--- TASK BRIEF ---
In the material below, find every line with "available" and pull it out.

--- EXTRACTED ENTRIES ---
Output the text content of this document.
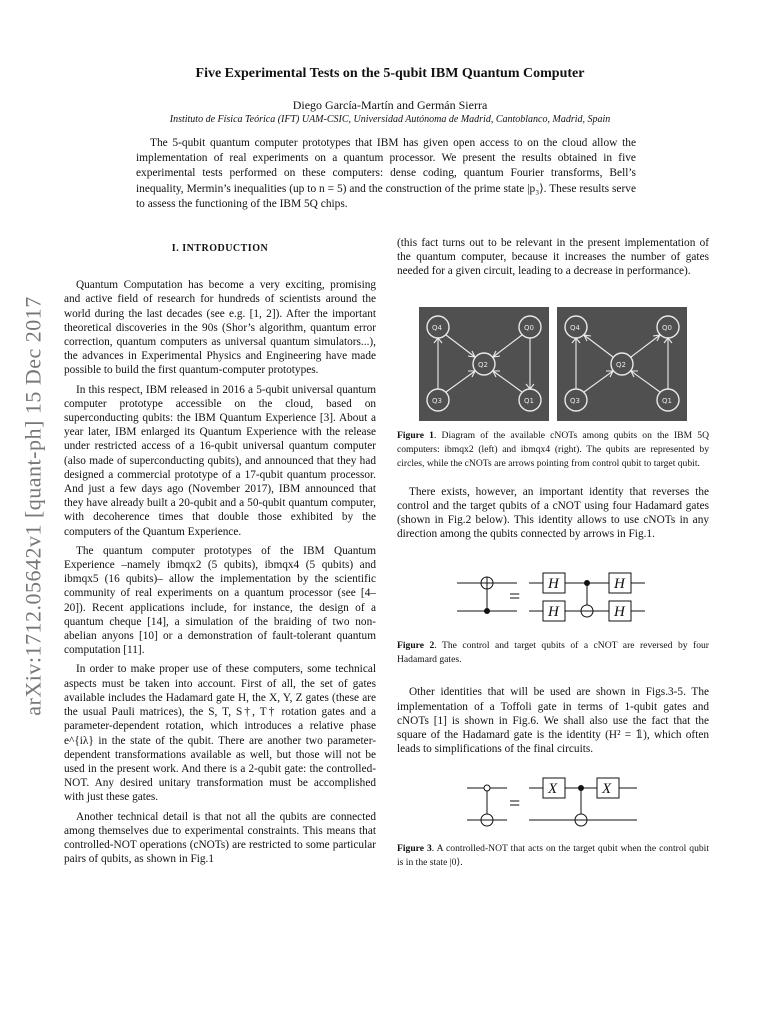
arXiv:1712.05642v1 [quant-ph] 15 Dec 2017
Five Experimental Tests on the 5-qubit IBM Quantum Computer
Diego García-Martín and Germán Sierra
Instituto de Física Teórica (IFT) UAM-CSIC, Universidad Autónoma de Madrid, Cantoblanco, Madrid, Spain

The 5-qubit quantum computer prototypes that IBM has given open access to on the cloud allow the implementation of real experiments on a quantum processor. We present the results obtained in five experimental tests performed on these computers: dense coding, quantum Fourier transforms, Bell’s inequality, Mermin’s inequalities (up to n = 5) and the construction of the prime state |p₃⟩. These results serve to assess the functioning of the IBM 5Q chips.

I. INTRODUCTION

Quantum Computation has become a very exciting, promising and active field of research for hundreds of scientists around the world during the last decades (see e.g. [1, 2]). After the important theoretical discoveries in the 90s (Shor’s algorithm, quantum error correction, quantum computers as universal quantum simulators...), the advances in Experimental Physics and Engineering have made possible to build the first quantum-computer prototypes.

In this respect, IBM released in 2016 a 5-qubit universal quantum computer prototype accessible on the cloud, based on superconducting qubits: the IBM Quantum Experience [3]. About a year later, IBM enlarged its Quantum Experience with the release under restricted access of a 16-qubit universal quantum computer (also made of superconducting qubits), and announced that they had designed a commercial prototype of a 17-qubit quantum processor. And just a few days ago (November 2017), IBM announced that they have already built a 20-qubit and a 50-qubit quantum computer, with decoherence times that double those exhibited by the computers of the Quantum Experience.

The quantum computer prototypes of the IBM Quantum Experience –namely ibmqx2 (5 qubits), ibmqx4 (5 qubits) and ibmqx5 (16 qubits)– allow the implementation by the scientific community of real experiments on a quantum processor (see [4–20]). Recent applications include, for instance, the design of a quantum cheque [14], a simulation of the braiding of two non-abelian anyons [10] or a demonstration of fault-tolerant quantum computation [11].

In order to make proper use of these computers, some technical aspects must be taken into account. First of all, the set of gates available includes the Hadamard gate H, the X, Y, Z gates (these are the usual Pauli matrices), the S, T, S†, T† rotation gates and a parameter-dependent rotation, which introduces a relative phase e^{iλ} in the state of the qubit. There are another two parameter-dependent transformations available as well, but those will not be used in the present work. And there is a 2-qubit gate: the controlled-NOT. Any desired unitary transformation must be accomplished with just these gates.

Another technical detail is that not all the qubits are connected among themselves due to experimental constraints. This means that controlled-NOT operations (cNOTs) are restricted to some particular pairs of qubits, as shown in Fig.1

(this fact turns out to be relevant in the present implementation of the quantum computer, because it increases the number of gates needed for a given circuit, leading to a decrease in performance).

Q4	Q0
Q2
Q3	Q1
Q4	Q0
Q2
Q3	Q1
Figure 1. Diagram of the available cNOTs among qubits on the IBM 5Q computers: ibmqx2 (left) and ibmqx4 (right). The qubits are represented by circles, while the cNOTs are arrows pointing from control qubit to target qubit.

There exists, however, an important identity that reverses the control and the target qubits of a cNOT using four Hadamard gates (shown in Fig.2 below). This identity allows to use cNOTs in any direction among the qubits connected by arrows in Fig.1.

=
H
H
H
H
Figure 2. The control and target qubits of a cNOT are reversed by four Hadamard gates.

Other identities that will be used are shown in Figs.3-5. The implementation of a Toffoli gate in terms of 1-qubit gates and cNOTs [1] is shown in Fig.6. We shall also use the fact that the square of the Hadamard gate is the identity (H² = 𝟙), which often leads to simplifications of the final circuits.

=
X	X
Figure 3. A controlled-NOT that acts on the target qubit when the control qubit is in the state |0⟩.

--- REPLY ---
In order to make proper use of these computers, some technical aspects must be taken into account. First of all, the set of gates available includes the Hadamard gate H, the X, Y, Z gates (these are the usual Pauli matrices), the S, T, S†, T† rotation gates and a parameter-dependent rotation, which introduces a relative phase e^{iλ} in the state of the qubit. There are another two parameter-dependent transformations available as well, but those will not be used in the present work. And there is a 2-qubit gate: the controlled-NOT. Any desired unitary transformation must be accomplished with just these gates.
Figure 1. Diagram of the available cNOTs among qubits on the IBM 5Q computers: ibmqx2 (left) and ibmqx4 (right). The qubits are represented by circles, while the cNOTs are arrows pointing from control qubit to target qubit.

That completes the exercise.